The usual portrayals of zombies, fast or slow, are that of automatons. The movie Zombies Anonymous, however, poses that Zombies retain full memories and cognition of their former, and current, selves, without even the benefit of death as a transition. So the choices they make, the support groups they attend, the jobs they hold, the relations and religions they cling to, eventuate to a horrifying and nihilistic view ... of everything. In the other portrayals in the media, books and movies and the web, zombies are definitely 'It', never to be considered 'Thou'. This movie makes this very counter-assertion, the Zombies are no different than you, and one day, you'll wake up, dead, as one of them. 'It' is 'Thou'. With this assertion, the movie attempts a direct attack against the eternal 'I'.
*sigh* ... funny how in each generation there're the nihilists or existentialists or objectivists, and they all propose their version of "There is no God!" [Psalms 14:1] ... note the irony for that phrase is preceded with the Truth: "The fool says in his heart ..." and the following line is telling of these prophets: "Their deeds are corrupt and vile, not one of them does right."
I add my hearty assent with the following observation: none of these "realists" have had children. Sartre's "abandonment" (which I note with glee to his acolytes, and joy for him, that he abandoned this view of "abandonment" on his death bed when he returned into the communion, receiving absolution and last rites from a Catholic priest) and Rand's "producers and moochers/money or guns" perspectives of the world, albeit true up to a (very small) point when viewed through their very distorted lenses ("... but they sound so smart!") is the antithesis of hope. Why have children, when your very philosophy consigns them, at best, to despair?
So, they don't. So I wonder how, generation after generation, there seems to spring up from the slime, these "intelligentsia"? Do they spawn?

WRITTEN INSTRUCTION -
Write out the passage of the commentary on the movie Zombies Anonymous between "The usual portrayals" and "the eternal 'I'.", inclusive. The records aren't needed for anything here.

(Bounding box annotations)
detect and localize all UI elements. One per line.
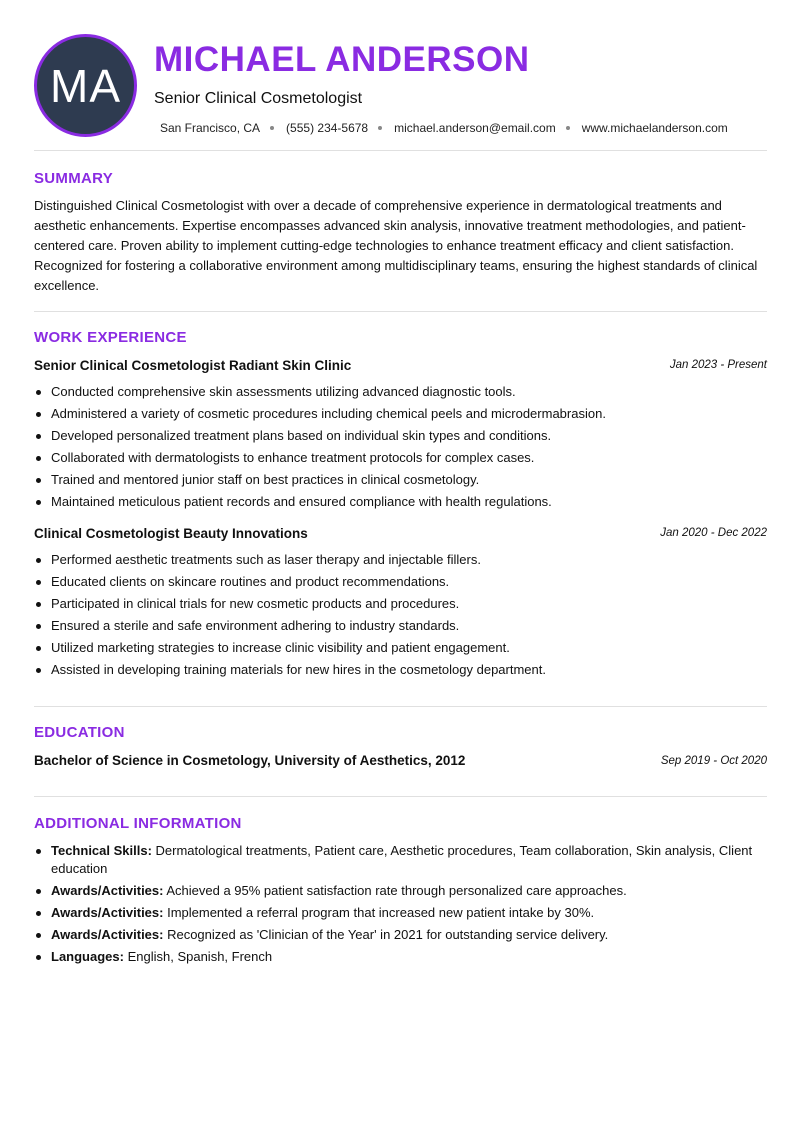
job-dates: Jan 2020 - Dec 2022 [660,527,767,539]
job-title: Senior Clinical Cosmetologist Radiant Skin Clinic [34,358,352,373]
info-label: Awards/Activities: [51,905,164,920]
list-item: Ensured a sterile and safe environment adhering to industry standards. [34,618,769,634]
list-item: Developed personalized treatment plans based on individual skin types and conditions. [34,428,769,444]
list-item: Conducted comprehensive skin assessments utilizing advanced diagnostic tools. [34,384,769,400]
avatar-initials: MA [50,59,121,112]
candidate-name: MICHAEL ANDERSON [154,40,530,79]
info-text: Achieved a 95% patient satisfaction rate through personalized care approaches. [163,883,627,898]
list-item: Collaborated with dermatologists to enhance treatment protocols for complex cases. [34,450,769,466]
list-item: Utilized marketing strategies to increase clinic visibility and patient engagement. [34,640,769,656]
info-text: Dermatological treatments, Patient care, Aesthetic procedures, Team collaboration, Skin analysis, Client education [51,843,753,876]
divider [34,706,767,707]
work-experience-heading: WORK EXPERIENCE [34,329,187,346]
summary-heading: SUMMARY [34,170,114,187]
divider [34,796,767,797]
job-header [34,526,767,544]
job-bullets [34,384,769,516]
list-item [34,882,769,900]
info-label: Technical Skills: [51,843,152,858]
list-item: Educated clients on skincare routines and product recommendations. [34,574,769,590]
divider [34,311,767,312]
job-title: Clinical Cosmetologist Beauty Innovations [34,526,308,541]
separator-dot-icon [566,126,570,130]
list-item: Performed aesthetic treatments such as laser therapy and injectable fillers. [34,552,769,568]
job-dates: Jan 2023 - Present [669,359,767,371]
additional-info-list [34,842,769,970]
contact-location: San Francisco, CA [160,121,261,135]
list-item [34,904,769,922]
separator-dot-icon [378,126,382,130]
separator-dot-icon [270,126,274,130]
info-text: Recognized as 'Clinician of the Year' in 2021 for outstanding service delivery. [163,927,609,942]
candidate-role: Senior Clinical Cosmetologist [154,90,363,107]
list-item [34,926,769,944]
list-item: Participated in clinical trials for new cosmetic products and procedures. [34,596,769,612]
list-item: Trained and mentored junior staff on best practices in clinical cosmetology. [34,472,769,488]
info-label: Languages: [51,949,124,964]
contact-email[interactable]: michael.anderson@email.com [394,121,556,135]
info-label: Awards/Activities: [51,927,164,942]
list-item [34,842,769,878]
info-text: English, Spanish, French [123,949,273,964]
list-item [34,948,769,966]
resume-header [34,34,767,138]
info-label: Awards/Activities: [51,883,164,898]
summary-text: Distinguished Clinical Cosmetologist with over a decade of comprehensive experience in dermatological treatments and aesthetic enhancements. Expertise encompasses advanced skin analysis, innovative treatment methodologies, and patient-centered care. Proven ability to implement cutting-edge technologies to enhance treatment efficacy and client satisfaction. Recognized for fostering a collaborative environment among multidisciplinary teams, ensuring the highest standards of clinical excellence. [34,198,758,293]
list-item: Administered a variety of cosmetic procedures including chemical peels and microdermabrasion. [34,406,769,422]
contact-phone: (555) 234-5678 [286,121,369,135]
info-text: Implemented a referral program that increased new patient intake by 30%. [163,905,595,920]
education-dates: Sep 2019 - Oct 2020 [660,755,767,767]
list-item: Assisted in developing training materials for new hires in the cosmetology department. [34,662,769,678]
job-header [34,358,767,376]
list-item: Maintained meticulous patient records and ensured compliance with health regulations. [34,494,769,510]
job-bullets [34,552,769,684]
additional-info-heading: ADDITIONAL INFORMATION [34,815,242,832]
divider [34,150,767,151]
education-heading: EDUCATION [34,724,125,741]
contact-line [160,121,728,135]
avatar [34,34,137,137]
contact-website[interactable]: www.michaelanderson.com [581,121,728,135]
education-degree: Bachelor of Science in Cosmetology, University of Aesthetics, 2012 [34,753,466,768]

...

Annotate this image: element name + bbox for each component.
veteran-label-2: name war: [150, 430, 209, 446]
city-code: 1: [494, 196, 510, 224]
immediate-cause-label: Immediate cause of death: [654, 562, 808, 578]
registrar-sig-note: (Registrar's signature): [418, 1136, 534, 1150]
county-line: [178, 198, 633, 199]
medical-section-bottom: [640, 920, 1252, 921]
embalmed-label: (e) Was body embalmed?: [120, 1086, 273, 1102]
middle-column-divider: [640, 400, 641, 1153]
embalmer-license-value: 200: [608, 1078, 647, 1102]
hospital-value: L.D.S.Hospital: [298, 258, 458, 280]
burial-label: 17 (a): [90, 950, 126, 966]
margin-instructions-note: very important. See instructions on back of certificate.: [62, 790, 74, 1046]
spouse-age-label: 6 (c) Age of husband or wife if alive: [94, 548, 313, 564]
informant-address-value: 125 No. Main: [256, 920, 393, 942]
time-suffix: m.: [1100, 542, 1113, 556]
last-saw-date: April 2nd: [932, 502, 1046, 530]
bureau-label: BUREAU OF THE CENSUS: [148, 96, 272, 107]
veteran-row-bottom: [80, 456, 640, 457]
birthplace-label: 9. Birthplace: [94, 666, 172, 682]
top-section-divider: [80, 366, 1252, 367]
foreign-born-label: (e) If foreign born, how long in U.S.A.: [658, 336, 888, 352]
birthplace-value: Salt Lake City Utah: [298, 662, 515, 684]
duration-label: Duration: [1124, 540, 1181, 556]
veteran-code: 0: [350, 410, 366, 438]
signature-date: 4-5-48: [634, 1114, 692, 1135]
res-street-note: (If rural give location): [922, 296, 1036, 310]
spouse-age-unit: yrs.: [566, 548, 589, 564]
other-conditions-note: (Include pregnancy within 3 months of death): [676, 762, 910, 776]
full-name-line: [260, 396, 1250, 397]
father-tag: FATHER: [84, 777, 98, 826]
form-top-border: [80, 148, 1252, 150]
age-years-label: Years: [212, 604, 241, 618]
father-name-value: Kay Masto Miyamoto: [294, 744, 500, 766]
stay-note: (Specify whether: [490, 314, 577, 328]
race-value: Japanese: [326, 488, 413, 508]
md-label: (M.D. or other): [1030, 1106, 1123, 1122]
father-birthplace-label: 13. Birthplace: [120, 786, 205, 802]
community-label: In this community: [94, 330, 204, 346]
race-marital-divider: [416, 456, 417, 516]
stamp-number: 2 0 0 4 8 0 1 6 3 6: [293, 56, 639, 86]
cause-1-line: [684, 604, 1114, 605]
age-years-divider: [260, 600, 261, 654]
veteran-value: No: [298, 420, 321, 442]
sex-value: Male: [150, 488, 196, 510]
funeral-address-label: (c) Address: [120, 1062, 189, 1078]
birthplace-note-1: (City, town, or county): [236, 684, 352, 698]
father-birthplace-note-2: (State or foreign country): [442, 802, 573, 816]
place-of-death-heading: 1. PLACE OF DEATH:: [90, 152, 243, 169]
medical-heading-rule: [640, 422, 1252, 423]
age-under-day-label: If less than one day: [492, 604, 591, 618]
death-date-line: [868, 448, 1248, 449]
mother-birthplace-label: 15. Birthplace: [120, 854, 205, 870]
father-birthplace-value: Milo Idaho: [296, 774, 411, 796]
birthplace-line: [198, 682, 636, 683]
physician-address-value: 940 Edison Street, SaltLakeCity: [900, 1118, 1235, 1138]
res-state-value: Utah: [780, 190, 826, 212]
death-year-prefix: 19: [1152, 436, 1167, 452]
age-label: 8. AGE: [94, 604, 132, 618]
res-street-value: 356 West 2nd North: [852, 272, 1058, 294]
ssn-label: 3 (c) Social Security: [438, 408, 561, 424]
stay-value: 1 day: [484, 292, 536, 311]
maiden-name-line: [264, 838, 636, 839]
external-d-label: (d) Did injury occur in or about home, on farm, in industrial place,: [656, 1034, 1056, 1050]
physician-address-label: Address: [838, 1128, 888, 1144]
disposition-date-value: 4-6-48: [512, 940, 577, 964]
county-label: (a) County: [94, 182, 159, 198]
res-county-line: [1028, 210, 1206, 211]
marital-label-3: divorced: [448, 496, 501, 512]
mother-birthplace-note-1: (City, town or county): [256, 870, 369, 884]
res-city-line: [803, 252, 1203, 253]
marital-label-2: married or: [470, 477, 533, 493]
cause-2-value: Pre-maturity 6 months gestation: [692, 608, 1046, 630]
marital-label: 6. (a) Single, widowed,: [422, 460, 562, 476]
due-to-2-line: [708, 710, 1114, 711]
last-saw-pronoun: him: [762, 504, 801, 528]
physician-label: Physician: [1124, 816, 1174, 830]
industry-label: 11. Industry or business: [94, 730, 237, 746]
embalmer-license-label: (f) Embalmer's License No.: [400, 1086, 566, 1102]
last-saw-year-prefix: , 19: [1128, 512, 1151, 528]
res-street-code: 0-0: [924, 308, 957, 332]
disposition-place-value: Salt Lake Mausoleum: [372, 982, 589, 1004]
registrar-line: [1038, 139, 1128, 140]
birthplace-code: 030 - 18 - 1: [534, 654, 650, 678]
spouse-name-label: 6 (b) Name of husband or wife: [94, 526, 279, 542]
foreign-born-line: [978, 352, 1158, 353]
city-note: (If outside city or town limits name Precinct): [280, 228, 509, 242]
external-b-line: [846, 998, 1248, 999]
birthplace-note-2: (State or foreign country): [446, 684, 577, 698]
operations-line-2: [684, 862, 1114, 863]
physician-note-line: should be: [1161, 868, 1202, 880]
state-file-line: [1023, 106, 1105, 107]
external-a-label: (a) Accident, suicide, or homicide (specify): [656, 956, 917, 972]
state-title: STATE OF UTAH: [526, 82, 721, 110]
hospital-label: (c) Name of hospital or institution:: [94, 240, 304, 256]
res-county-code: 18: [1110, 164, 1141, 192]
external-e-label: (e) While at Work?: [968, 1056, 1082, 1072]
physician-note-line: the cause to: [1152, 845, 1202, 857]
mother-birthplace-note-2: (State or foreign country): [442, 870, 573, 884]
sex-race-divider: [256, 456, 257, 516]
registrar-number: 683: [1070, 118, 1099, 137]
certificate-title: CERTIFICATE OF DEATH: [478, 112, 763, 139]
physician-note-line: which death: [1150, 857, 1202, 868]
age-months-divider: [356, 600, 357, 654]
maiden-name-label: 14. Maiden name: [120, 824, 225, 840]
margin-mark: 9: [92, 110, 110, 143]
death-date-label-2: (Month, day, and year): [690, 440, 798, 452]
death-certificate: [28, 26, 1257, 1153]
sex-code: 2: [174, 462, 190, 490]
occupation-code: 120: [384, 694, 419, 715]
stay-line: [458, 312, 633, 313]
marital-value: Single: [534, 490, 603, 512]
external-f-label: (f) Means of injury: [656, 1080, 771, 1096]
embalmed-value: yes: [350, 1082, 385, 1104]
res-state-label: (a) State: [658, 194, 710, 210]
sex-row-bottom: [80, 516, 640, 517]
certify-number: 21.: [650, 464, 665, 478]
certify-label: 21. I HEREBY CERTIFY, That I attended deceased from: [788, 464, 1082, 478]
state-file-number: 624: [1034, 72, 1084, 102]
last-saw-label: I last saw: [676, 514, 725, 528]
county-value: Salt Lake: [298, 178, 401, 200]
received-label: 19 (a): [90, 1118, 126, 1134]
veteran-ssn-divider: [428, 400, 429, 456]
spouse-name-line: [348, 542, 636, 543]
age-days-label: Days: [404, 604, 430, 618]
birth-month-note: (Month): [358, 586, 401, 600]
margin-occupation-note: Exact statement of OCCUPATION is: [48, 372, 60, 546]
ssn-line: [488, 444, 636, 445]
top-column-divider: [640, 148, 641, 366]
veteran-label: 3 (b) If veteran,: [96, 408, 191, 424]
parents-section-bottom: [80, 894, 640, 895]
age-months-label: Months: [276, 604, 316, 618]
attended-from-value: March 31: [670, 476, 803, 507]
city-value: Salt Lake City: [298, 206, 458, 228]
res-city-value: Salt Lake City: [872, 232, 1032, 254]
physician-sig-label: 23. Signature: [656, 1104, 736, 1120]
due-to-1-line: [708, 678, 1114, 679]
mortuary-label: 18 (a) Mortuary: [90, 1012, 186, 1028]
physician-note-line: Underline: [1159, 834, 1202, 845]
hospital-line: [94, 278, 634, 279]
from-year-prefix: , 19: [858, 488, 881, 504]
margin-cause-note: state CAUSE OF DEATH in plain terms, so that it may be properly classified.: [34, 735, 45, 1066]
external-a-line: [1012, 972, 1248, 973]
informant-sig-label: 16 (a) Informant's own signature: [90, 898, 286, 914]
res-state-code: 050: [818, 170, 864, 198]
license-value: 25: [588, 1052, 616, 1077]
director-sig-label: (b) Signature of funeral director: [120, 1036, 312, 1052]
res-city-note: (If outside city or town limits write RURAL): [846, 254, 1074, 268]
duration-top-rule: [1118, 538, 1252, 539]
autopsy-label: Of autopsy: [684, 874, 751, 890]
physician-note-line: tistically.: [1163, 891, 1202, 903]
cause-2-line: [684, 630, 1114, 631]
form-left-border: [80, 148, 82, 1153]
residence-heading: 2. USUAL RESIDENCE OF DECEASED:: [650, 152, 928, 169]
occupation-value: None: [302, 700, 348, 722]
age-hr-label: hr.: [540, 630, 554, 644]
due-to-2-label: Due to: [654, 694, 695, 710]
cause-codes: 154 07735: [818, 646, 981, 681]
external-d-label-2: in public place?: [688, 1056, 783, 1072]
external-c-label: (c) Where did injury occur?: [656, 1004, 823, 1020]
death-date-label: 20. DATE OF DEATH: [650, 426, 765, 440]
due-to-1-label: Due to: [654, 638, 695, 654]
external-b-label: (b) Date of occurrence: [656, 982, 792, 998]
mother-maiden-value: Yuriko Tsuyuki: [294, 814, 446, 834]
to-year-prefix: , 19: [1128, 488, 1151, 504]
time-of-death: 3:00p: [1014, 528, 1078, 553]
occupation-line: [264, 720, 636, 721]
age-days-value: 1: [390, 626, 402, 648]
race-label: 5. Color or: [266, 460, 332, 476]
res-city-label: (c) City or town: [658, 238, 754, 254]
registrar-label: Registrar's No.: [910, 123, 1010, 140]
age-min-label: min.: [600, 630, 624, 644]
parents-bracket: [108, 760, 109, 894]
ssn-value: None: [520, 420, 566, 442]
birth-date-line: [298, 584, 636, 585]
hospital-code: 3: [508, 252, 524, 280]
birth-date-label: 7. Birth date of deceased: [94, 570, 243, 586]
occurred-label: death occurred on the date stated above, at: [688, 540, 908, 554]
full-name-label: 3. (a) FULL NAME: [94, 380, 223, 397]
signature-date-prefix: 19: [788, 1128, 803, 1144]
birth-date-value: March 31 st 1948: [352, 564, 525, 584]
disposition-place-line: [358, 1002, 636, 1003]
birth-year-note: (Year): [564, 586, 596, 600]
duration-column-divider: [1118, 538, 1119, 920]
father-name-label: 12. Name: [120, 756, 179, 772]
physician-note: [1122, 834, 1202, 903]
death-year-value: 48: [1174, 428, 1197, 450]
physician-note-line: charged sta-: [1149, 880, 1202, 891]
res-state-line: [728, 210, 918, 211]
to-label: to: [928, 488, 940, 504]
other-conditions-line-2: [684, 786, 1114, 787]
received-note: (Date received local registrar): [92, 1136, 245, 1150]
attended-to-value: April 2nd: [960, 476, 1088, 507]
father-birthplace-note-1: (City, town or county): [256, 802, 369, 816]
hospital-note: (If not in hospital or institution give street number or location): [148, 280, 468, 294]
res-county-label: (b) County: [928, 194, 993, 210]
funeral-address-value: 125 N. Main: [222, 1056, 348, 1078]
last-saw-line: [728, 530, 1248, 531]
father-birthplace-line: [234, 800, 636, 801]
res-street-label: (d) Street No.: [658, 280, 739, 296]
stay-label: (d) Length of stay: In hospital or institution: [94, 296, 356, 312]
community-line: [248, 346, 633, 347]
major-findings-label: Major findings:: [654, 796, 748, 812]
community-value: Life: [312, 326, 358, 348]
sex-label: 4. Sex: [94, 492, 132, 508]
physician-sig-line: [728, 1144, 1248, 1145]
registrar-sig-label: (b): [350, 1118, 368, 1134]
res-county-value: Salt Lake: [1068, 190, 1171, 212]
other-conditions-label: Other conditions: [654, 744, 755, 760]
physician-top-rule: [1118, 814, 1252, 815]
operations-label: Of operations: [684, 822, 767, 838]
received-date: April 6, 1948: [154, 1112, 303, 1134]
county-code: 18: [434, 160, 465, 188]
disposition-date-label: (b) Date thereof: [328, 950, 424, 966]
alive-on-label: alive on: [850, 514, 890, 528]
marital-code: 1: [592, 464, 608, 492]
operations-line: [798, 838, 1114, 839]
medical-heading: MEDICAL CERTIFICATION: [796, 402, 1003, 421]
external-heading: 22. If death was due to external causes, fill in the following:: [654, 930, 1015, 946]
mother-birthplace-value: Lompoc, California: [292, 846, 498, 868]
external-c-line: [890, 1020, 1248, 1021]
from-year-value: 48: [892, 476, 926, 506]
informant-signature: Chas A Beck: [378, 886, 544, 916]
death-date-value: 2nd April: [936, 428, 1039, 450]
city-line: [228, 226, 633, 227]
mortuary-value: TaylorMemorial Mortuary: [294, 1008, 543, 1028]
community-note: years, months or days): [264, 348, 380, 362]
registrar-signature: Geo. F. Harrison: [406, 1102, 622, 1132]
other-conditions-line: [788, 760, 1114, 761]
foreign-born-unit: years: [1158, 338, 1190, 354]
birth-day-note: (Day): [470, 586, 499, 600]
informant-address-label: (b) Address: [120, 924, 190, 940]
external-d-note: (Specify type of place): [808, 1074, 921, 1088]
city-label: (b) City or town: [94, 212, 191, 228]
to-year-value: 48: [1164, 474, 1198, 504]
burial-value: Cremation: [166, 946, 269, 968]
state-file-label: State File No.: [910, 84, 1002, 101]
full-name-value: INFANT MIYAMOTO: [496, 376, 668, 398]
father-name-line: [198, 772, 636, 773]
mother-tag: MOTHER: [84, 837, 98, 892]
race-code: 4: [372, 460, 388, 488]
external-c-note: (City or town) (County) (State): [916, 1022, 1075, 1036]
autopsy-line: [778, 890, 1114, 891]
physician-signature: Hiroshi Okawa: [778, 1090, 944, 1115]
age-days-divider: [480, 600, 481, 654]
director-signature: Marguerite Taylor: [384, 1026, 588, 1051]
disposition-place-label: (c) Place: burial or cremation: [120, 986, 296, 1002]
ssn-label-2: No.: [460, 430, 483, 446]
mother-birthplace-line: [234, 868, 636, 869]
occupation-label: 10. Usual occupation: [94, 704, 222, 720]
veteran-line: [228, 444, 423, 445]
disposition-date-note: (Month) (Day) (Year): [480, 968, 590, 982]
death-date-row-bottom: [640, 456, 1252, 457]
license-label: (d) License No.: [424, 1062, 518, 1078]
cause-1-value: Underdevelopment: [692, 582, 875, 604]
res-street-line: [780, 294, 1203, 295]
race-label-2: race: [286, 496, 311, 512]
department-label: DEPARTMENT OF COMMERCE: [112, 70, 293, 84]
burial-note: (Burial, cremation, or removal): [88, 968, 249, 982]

RESPONSE TO THE TASK -
The usual portrayals of zombies, fast or slow, are that of automatons. The movie Zombies Anonymous, however, poses that Zombies retain full memories and cognition of their former, and current, selves, without even the benefit of death as a transition. So the choices they make, the support groups they attend, the jobs they hold, the relations and religions they cling to, eventuate to a horrifying and nihilistic view ... of everything. In the other portrayals in the media, books and movies and the web, zombies are definitely 'It', never to be considered 'Thou'. This movie makes this very counter-assertion, the Zombies are no different than you, and one day, you'll wake up, dead, as one of them. 'It' is 'Thou'. With this assertion, the movie attempts a direct attack against the eternal 'I'.